### Given problem
Print the entries in full, word for word, but not the pictures.

(Stored data entries)
____
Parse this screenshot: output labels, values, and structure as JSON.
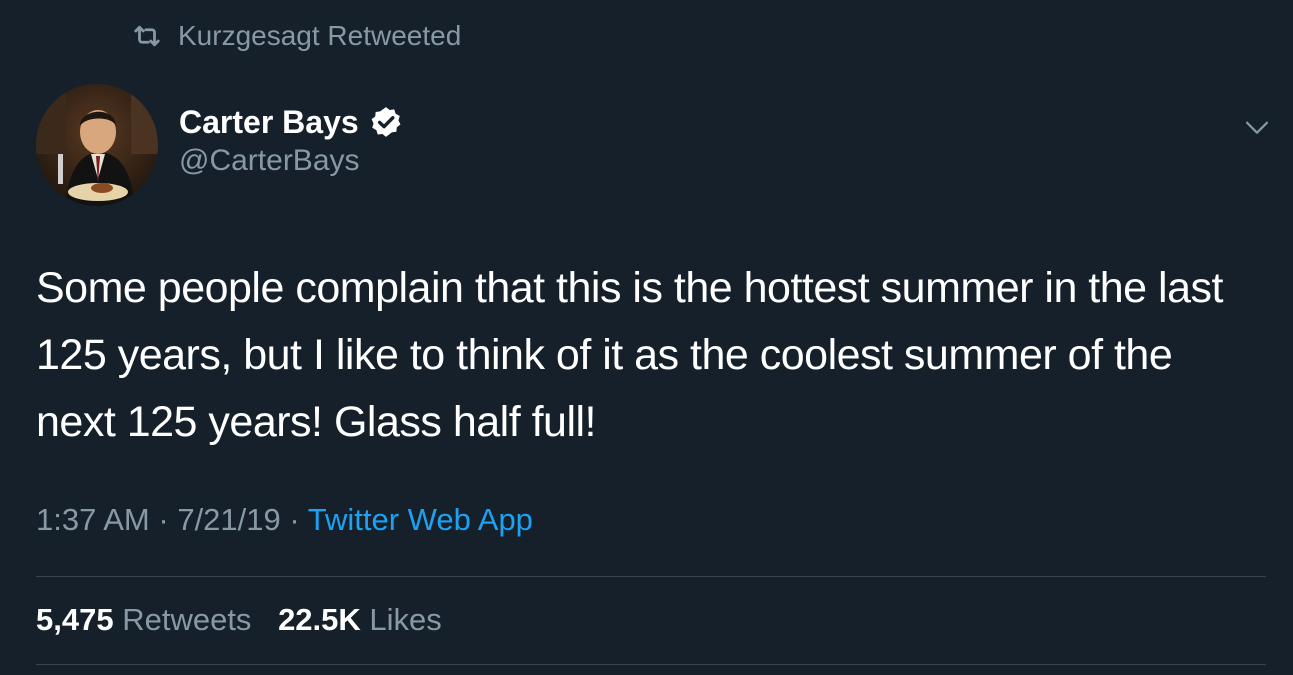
{
  "retweet_banner": {
    "text": "Kurzgesagt Retweeted",
    "icon": "retweet-icon"
  },
  "author": {
    "display_name": "Carter Bays",
    "handle": "@CarterBays",
    "verified": true,
    "avatar_alt": "avatar"
  },
  "tweet": {
    "text": "Some people complain that this is the hottest summer in the last 125 years, but I like to think of it as the coolest summer of the next 125 years! Glass half full!",
    "time": "1:37 AM",
    "separator": "·",
    "date": "7/21/19",
    "source": "Twitter Web App"
  },
  "stats": {
    "retweets_count": "5,475",
    "retweets_label": "Retweets",
    "likes_count": "22.5K",
    "likes_label": "Likes"
  },
  "colors": {
    "background": "#15202b",
    "secondary_text": "#8899a6",
    "link": "#1da1f2",
    "divider": "#38444d"
  }
}
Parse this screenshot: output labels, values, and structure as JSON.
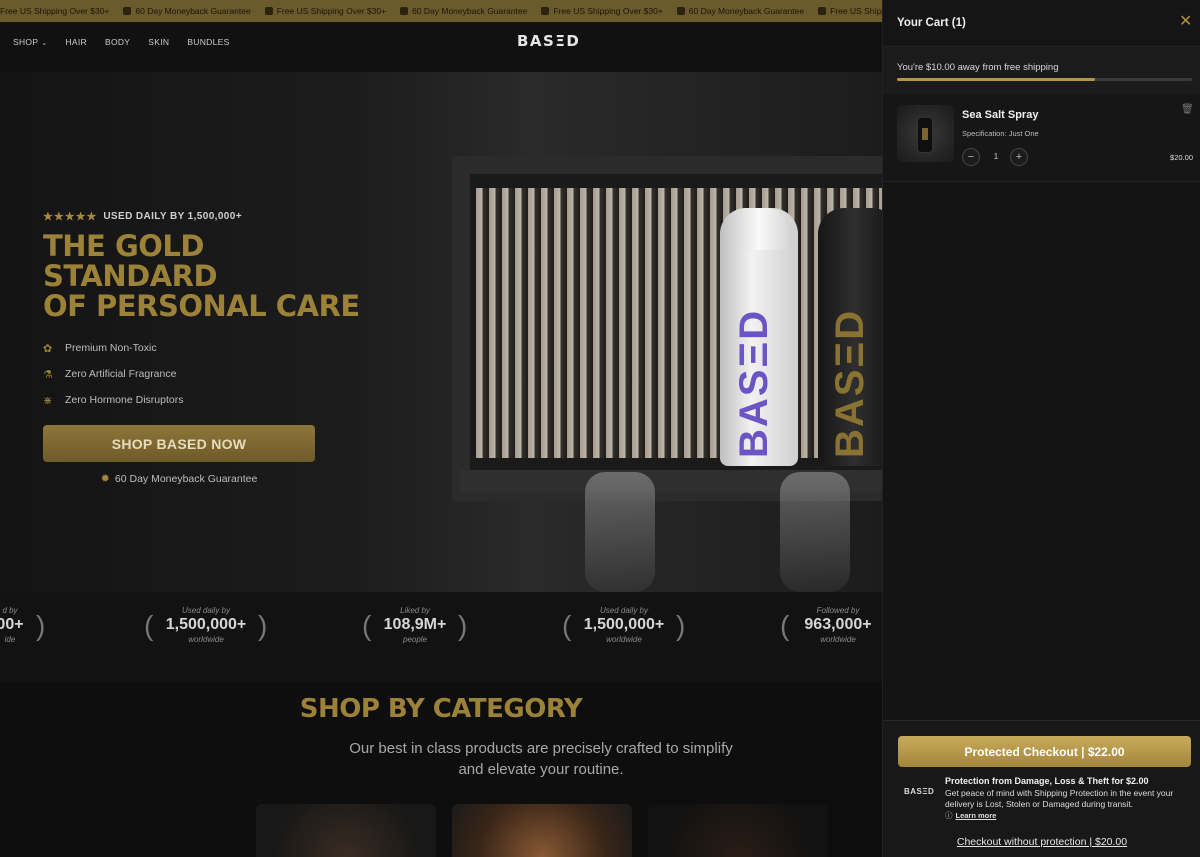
{
  "ticker": {
    "items": [
      {
        "icon": "truck-icon",
        "text": "Free US Shipping Over $30+"
      },
      {
        "icon": "shield-icon",
        "text": "60 Day Moneyback Guarantee"
      },
      {
        "icon": "truck-icon",
        "text": "Free US Shipping Over $30+"
      },
      {
        "icon": "shield-icon",
        "text": "60 Day Moneyback Guarantee"
      },
      {
        "icon": "truck-icon",
        "text": "Free US Shipping Over $30+"
      },
      {
        "icon": "shield-icon",
        "text": "60 Day Moneyback Guarantee"
      },
      {
        "icon": "truck-icon",
        "text": "Free US Shipping Over $30+"
      }
    ]
  },
  "nav": {
    "links": [
      "SHOP",
      "HAIR",
      "BODY",
      "SKIN",
      "BUNDLES"
    ],
    "logo": "BASΞD"
  },
  "hero": {
    "stars": "★★★★★",
    "rating_text": "USED DAILY BY 1,500,000+",
    "headline_line1": "THE GOLD STANDARD",
    "headline_line2": "OF PERSONAL CARE",
    "features": [
      {
        "icon": "leaf-icon",
        "text": "Premium Non-Toxic"
      },
      {
        "icon": "flask-icon",
        "text": "Zero Artificial Fragrance"
      },
      {
        "icon": "dna-icon",
        "text": "Zero Hormone Disruptors"
      }
    ],
    "cta_label": "SHOP BASED NOW",
    "guarantee": "60 Day Moneyback Guarantee",
    "bottle_white_brand": "BASΞD",
    "bottle_black_brand": "BASΞD"
  },
  "stats": [
    {
      "label": "d by",
      "value": "00+",
      "sub": "ide"
    },
    {
      "label": "Used daily by",
      "value": "1,500,000+",
      "sub": "worldwide"
    },
    {
      "label": "Liked by",
      "value": "108,9M+",
      "sub": "people"
    },
    {
      "label": "Used daily by",
      "value": "1,500,000+",
      "sub": "worldwide"
    },
    {
      "label": "Followed by",
      "value": "963,000+",
      "sub": "worldwide"
    }
  ],
  "category": {
    "title": "SHOP BY CATEGORY",
    "subtitle": "Our best in class products are precisely crafted to simplify and elevate your routine."
  },
  "cart": {
    "title": "Your Cart (1)",
    "shipping_message": "You're $10.00 away from free shipping",
    "shipping_progress": 0.67,
    "items": [
      {
        "name": "Sea Salt Spray",
        "spec": "Specification: Just One",
        "quantity": "1",
        "price": "$20.00"
      }
    ],
    "checkout_label": "Protected Checkout | $22.00",
    "protection_logo": "BASΞD",
    "protection_title": "Protection from Damage, Loss & Theft for $2.00",
    "protection_desc": "Get peace of mind with Shipping Protection in the event your delivery is Lost, Stolen or Damaged during transit.",
    "learn_more": "Learn more",
    "no_protection_label": "Checkout without protection | $20.00"
  },
  "colors": {
    "gold": "#9c8139",
    "gold_button": "#b59642",
    "background": "#111111"
  }
}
____
### Solution
Parse this screenshot: output labels, values, and structure as JSON.
{
  "retweet_banner": {
    "text": "Kurzgesagt Retweeted",
    "icon": "retweet-icon"
  },
  "author": {
    "display_name": "Carter Bays",
    "handle": "@CarterBays",
    "verified": true,
    "avatar_alt": "avatar"
  },
  "tweet": {
    "text": "Some people complain that this is the hottest summer in the last 125 years, but I like to think of it as the coolest summer of the next 125 years! Glass half full!",
    "time": "1:37 AM",
    "separator": "·",
    "date": "7/21/19",
    "source": "Twitter Web App"
  },
  "stats": {
    "retweets_count": "5,475",
    "retweets_label": "Retweets",
    "likes_count": "22.5K",
    "likes_label": "Likes"
  },
  "colors": {
    "background": "#15202b",
    "secondary_text": "#8899a6",
    "link": "#1da1f2",
    "divider": "#38444d"
  }
}
Parse this screenshot: output labels, values, and structure as JSON.
{
  "ticker": {
    "items": [
      {
        "icon": "truck-icon",
        "text": "Free US Shipping Over $30+"
      },
      {
        "icon": "shield-icon",
        "text": "60 Day Moneyback Guarantee"
      },
      {
        "icon": "truck-icon",
        "text": "Free US Shipping Over $30+"
      },
      {
        "icon": "shield-icon",
        "text": "60 Day Moneyback Guarantee"
      },
      {
        "icon": "truck-icon",
        "text": "Free US Shipping Over $30+"
      },
      {
        "icon": "shield-icon",
        "text": "60 Day Moneyback Guarantee"
      },
      {
        "icon": "truck-icon",
        "text": "Free US Shipping Over $30+"
      }
    ]
  },
  "nav": {
    "links": [
      "SHOP",
      "HAIR",
      "BODY",
      "SKIN",
      "BUNDLES"
    ],
    "logo": "BASΞD"
  },
  "hero": {
    "stars": "★★★★★",
    "rating_text": "USED DAILY BY 1,500,000+",
    "headline_line1": "THE GOLD STANDARD",
    "headline_line2": "OF PERSONAL CARE",
    "features": [
      {
        "icon": "leaf-icon",
        "text": "Premium Non-Toxic"
      },
      {
        "icon": "flask-icon",
        "text": "Zero Artificial Fragrance"
      },
      {
        "icon": "dna-icon",
        "text": "Zero Hormone Disruptors"
      }
    ],
    "cta_label": "SHOP BASED NOW",
    "guarantee": "60 Day Moneyback Guarantee",
    "bottle_white_brand": "BASΞD",
    "bottle_black_brand": "BASΞD"
  },
  "stats": [
    {
      "label": "d by",
      "value": "00+",
      "sub": "ide"
    },
    {
      "label": "Used daily by",
      "value": "1,500,000+",
      "sub": "worldwide"
    },
    {
      "label": "Liked by",
      "value": "108,9M+",
      "sub": "people"
    },
    {
      "label": "Used daily by",
      "value": "1,500,000+",
      "sub": "worldwide"
    },
    {
      "label": "Followed by",
      "value": "963,000+",
      "sub": "worldwide"
    }
  ],
  "category": {
    "title": "SHOP BY CATEGORY",
    "subtitle": "Our best in class products are precisely crafted to simplify and elevate your routine."
  },
  "cart": {
    "title": "Your Cart (1)",
    "shipping_message": "You're $10.00 away from free shipping",
    "shipping_progress": 0.67,
    "items": [
      {
        "name": "Sea Salt Spray",
        "spec": "Specification: Just One",
        "quantity": "1",
        "price": "$20.00"
      }
    ],
    "checkout_label": "Protected Checkout | $22.00",
    "protection_logo": "BASΞD",
    "protection_title": "Protection from Damage, Loss & Theft for $2.00",
    "protection_desc": "Get peace of mind with Shipping Protection in the event your delivery is Lost, Stolen or Damaged during transit.",
    "learn_more": "Learn more",
    "no_protection_label": "Checkout without protection | $20.00"
  },
  "colors": {
    "gold": "#9c8139",
    "gold_button": "#b59642",
    "background": "#111111"
  }
}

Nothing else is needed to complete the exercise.